Aim of the task: Leave out the pictures and copy the remaining records exactly.
* begin Records for this exercise *
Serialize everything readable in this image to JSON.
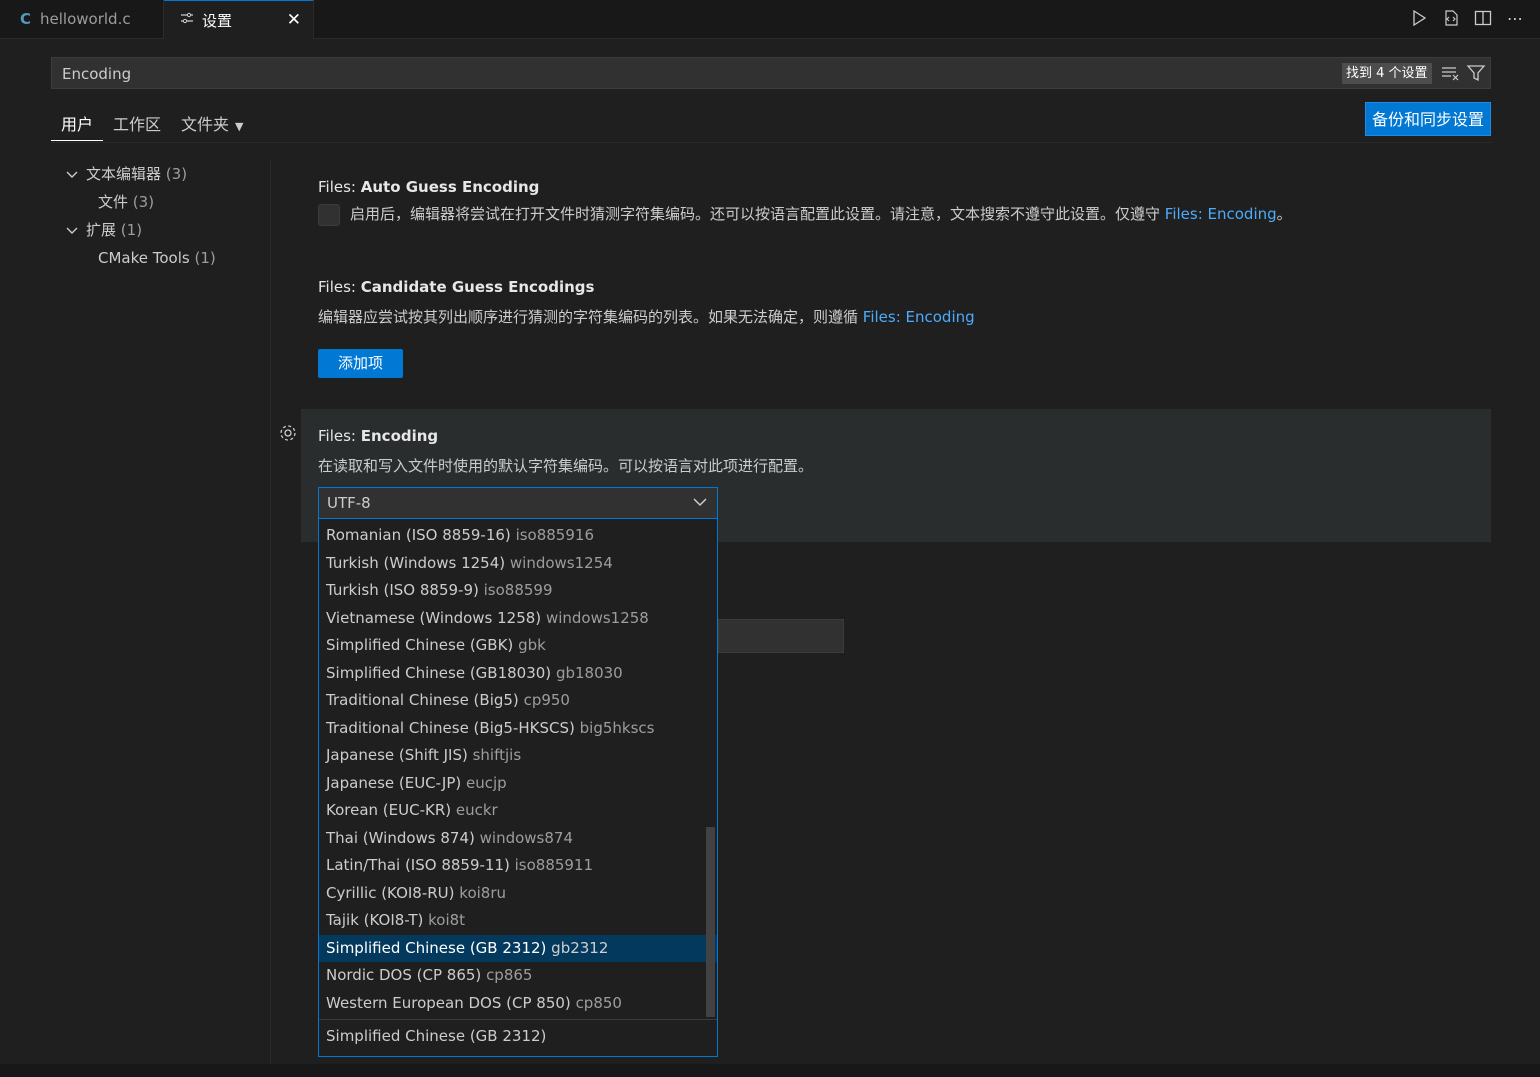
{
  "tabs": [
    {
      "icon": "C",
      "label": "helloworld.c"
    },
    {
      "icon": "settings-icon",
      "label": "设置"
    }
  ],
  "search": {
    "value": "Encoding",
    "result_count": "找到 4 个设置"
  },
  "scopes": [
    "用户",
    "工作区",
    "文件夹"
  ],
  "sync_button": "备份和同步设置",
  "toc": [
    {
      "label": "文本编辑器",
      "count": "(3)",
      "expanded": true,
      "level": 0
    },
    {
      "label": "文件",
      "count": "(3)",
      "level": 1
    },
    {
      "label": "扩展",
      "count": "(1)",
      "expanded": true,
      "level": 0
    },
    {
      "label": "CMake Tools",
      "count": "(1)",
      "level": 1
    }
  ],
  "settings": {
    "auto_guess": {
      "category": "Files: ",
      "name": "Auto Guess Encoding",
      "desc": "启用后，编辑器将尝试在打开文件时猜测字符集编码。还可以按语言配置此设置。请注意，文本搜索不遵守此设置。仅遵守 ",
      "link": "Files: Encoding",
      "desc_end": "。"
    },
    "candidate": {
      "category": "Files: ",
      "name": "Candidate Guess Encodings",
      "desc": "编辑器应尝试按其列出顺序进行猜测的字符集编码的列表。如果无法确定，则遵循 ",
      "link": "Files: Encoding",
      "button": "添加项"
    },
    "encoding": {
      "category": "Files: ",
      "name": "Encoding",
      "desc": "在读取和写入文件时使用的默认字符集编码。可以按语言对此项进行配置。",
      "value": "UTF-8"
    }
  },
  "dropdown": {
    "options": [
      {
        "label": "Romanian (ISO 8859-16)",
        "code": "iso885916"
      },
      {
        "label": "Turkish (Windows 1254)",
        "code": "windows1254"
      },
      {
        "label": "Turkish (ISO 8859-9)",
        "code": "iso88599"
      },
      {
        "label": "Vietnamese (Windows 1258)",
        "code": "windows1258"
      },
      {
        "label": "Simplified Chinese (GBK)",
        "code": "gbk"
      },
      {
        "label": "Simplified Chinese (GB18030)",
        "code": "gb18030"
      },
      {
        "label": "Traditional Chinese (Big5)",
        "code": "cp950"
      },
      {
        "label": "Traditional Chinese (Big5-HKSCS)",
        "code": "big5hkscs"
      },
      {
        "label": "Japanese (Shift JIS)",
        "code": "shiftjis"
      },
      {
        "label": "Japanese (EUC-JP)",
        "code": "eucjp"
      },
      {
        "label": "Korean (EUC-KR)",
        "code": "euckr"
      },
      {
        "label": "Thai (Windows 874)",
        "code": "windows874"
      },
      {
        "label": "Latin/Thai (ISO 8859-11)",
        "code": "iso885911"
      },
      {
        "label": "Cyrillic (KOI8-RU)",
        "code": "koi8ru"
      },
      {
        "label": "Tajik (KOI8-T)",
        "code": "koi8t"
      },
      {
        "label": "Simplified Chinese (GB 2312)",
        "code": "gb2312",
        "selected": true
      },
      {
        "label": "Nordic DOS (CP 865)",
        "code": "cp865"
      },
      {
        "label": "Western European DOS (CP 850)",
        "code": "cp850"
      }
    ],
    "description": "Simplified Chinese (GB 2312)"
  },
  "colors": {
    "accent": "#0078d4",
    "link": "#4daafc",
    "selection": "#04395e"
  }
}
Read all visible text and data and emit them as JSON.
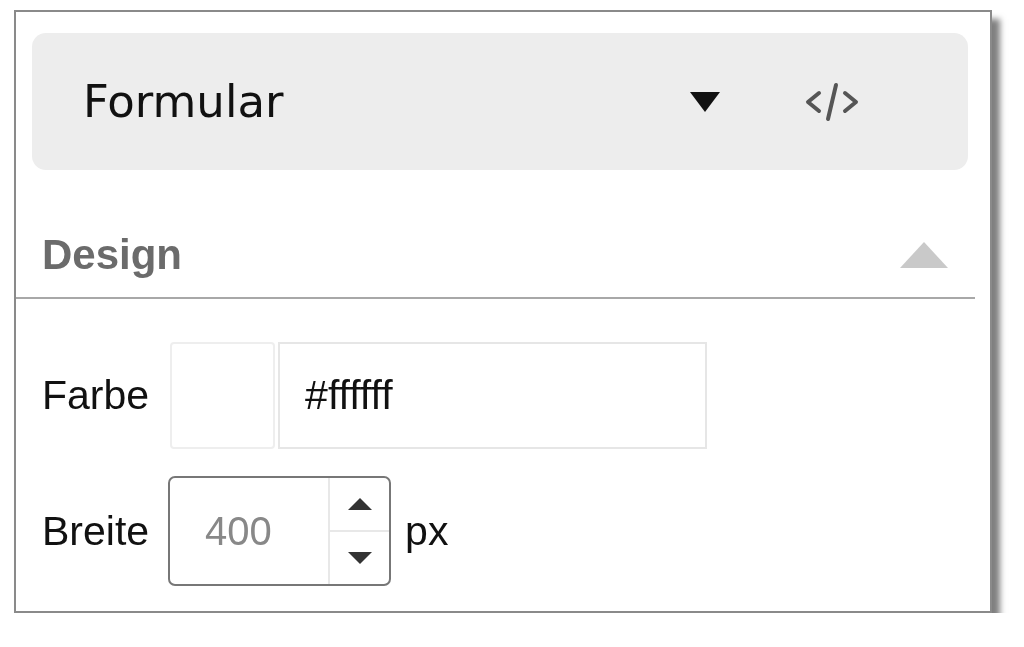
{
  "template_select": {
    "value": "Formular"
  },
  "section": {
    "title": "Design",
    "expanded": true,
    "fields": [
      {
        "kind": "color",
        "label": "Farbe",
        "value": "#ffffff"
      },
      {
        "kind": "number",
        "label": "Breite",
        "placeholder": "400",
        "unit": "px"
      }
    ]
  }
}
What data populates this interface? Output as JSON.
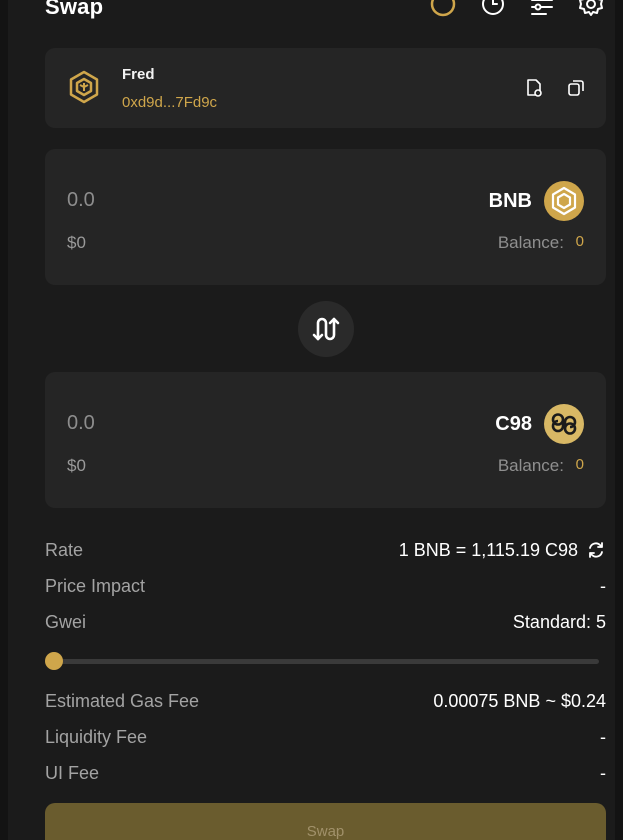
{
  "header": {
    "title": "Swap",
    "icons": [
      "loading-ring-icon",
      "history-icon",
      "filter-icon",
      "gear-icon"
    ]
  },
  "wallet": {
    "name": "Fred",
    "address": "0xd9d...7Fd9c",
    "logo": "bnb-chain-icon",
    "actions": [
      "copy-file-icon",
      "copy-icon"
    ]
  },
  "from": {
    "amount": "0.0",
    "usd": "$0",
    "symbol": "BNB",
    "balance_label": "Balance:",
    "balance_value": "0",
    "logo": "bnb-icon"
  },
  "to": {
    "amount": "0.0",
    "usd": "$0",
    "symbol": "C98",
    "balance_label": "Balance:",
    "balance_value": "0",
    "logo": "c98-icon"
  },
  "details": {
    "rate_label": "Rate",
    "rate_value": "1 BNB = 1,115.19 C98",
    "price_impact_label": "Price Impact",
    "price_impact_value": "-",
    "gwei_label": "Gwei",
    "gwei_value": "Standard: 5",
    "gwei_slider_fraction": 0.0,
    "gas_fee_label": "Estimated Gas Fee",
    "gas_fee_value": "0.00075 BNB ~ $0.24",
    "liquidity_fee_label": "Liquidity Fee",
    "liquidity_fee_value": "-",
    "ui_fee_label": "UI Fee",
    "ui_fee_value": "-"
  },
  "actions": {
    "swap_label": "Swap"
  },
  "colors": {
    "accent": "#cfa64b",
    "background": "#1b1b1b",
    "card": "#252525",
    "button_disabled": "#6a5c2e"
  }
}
* end Records for this exercise *
Solution to this exercise:
Serialize everything readable in this image to JSON.
{
  "tabs": [
    {
      "icon": "C",
      "label": "helloworld.c"
    },
    {
      "icon": "settings-icon",
      "label": "设置"
    }
  ],
  "search": {
    "value": "Encoding",
    "result_count": "找到 4 个设置"
  },
  "scopes": [
    "用户",
    "工作区",
    "文件夹"
  ],
  "sync_button": "备份和同步设置",
  "toc": [
    {
      "label": "文本编辑器",
      "count": "(3)",
      "expanded": true,
      "level": 0
    },
    {
      "label": "文件",
      "count": "(3)",
      "level": 1
    },
    {
      "label": "扩展",
      "count": "(1)",
      "expanded": true,
      "level": 0
    },
    {
      "label": "CMake Tools",
      "count": "(1)",
      "level": 1
    }
  ],
  "settings": {
    "auto_guess": {
      "category": "Files: ",
      "name": "Auto Guess Encoding",
      "desc": "启用后，编辑器将尝试在打开文件时猜测字符集编码。还可以按语言配置此设置。请注意，文本搜索不遵守此设置。仅遵守 ",
      "link": "Files: Encoding",
      "desc_end": "。"
    },
    "candidate": {
      "category": "Files: ",
      "name": "Candidate Guess Encodings",
      "desc": "编辑器应尝试按其列出顺序进行猜测的字符集编码的列表。如果无法确定，则遵循 ",
      "link": "Files: Encoding",
      "button": "添加项"
    },
    "encoding": {
      "category": "Files: ",
      "name": "Encoding",
      "desc": "在读取和写入文件时使用的默认字符集编码。可以按语言对此项进行配置。",
      "value": "UTF-8"
    }
  },
  "dropdown": {
    "options": [
      {
        "label": "Romanian (ISO 8859-16)",
        "code": "iso885916"
      },
      {
        "label": "Turkish (Windows 1254)",
        "code": "windows1254"
      },
      {
        "label": "Turkish (ISO 8859-9)",
        "code": "iso88599"
      },
      {
        "label": "Vietnamese (Windows 1258)",
        "code": "windows1258"
      },
      {
        "label": "Simplified Chinese (GBK)",
        "code": "gbk"
      },
      {
        "label": "Simplified Chinese (GB18030)",
        "code": "gb18030"
      },
      {
        "label": "Traditional Chinese (Big5)",
        "code": "cp950"
      },
      {
        "label": "Traditional Chinese (Big5-HKSCS)",
        "code": "big5hkscs"
      },
      {
        "label": "Japanese (Shift JIS)",
        "code": "shiftjis"
      },
      {
        "label": "Japanese (EUC-JP)",
        "code": "eucjp"
      },
      {
        "label": "Korean (EUC-KR)",
        "code": "euckr"
      },
      {
        "label": "Thai (Windows 874)",
        "code": "windows874"
      },
      {
        "label": "Latin/Thai (ISO 8859-11)",
        "code": "iso885911"
      },
      {
        "label": "Cyrillic (KOI8-RU)",
        "code": "koi8ru"
      },
      {
        "label": "Tajik (KOI8-T)",
        "code": "koi8t"
      },
      {
        "label": "Simplified Chinese (GB 2312)",
        "code": "gb2312",
        "selected": true
      },
      {
        "label": "Nordic DOS (CP 865)",
        "code": "cp865"
      },
      {
        "label": "Western European DOS (CP 850)",
        "code": "cp850"
      }
    ],
    "description": "Simplified Chinese (GB 2312)"
  },
  "colors": {
    "accent": "#0078d4",
    "link": "#4daafc",
    "selection": "#04395e"
  }
}
Read all visible text and data and emit them as JSON.
{
  "template_select": {
    "value": "Formular"
  },
  "section": {
    "title": "Design",
    "expanded": true,
    "fields": [
      {
        "kind": "color",
        "label": "Farbe",
        "value": "#ffffff"
      },
      {
        "kind": "number",
        "label": "Breite",
        "placeholder": "400",
        "unit": "px"
      }
    ]
  }
}
What data populates this interface? Output as JSON.
{
  "header": {
    "title": "Swap",
    "icons": [
      "loading-ring-icon",
      "history-icon",
      "filter-icon",
      "gear-icon"
    ]
  },
  "wallet": {
    "name": "Fred",
    "address": "0xd9d...7Fd9c",
    "logo": "bnb-chain-icon",
    "actions": [
      "copy-file-icon",
      "copy-icon"
    ]
  },
  "from": {
    "amount": "0.0",
    "usd": "$0",
    "symbol": "BNB",
    "balance_label": "Balance:",
    "balance_value": "0",
    "logo": "bnb-icon"
  },
  "to": {
    "amount": "0.0",
    "usd": "$0",
    "symbol": "C98",
    "balance_label": "Balance:",
    "balance_value": "0",
    "logo": "c98-icon"
  },
  "details": {
    "rate_label": "Rate",
    "rate_value": "1 BNB = 1,115.19 C98",
    "price_impact_label": "Price Impact",
    "price_impact_value": "-",
    "gwei_label": "Gwei",
    "gwei_value": "Standard: 5",
    "gwei_slider_fraction": 0.0,
    "gas_fee_label": "Estimated Gas Fee",
    "gas_fee_value": "0.00075 BNB ~ $0.24",
    "liquidity_fee_label": "Liquidity Fee",
    "liquidity_fee_value": "-",
    "ui_fee_label": "UI Fee",
    "ui_fee_value": "-"
  },
  "actions": {
    "swap_label": "Swap"
  },
  "colors": {
    "accent": "#cfa64b",
    "background": "#1b1b1b",
    "card": "#252525",
    "button_disabled": "#6a5c2e"
  }
}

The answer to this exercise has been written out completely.